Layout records
□ □ □ □ □ □ □

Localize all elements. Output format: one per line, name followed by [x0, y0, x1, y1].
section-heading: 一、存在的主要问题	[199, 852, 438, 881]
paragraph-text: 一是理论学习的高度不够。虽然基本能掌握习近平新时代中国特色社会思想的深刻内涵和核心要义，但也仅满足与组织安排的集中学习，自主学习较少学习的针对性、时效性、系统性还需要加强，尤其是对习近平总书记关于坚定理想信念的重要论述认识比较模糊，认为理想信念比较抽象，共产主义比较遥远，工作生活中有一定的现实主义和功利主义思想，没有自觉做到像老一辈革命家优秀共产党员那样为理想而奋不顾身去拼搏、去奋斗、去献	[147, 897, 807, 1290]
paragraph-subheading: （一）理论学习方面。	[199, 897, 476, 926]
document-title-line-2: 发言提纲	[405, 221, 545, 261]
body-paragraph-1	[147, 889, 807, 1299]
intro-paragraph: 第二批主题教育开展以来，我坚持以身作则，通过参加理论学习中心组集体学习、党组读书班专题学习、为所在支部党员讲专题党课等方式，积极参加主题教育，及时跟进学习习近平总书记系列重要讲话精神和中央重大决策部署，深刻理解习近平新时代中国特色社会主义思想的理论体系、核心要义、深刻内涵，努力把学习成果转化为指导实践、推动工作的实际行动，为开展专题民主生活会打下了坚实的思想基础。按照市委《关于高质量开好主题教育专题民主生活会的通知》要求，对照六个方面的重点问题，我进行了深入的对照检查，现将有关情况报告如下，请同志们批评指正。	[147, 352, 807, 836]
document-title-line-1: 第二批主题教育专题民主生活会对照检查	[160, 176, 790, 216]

□ □ □ □ □ □ □

**WHAT YOU ARE ASKED TO DO**
Copy every line of the material above without any change.

**ANSWER BELOW**
Localize all elements. Output format: one per line, name followed by [x0, y0, x1, y1].
section-heading: 一、存在的主要问题	[199, 852, 438, 881]
paragraph-text: 一是理论学习的高度不够。虽然基本能掌握习近平新时代中国特色社会思想的深刻内涵和核心要义，但也仅满足与组织安排的集中学习，自主学习较少学习的针对性、时效性、系统性还需要加强，尤其是对习近平总书记关于坚定理想信念的重要论述认识比较模糊，认为理想信念比较抽象，共产主义比较遥远，工作生活中有一定的现实主义和功利主义思想，没有自觉做到像老一辈革命家优秀共产党员那样为理想而奋不顾身去拼搏、去奋斗、去献	[147, 897, 807, 1290]
paragraph-subheading: （一）理论学习方面。	[199, 897, 476, 926]
document-title-line-2: 发言提纲	[405, 221, 545, 261]
body-paragraph-1	[147, 889, 807, 1299]
intro-paragraph: 第二批主题教育开展以来，我坚持以身作则，通过参加理论学习中心组集体学习、党组读书班专题学习、为所在支部党员讲专题党课等方式，积极参加主题教育，及时跟进学习习近平总书记系列重要讲话精神和中央重大决策部署，深刻理解习近平新时代中国特色社会主义思想的理论体系、核心要义、深刻内涵，努力把学习成果转化为指导实践、推动工作的实际行动，为开展专题民主生活会打下了坚实的思想基础。按照市委《关于高质量开好主题教育专题民主生活会的通知》要求，对照六个方面的重点问题，我进行了深入的对照检查，现将有关情况报告如下，请同志们批评指正。	[147, 352, 807, 836]
document-title-line-1: 第二批主题教育专题民主生活会对照检查	[160, 176, 790, 216]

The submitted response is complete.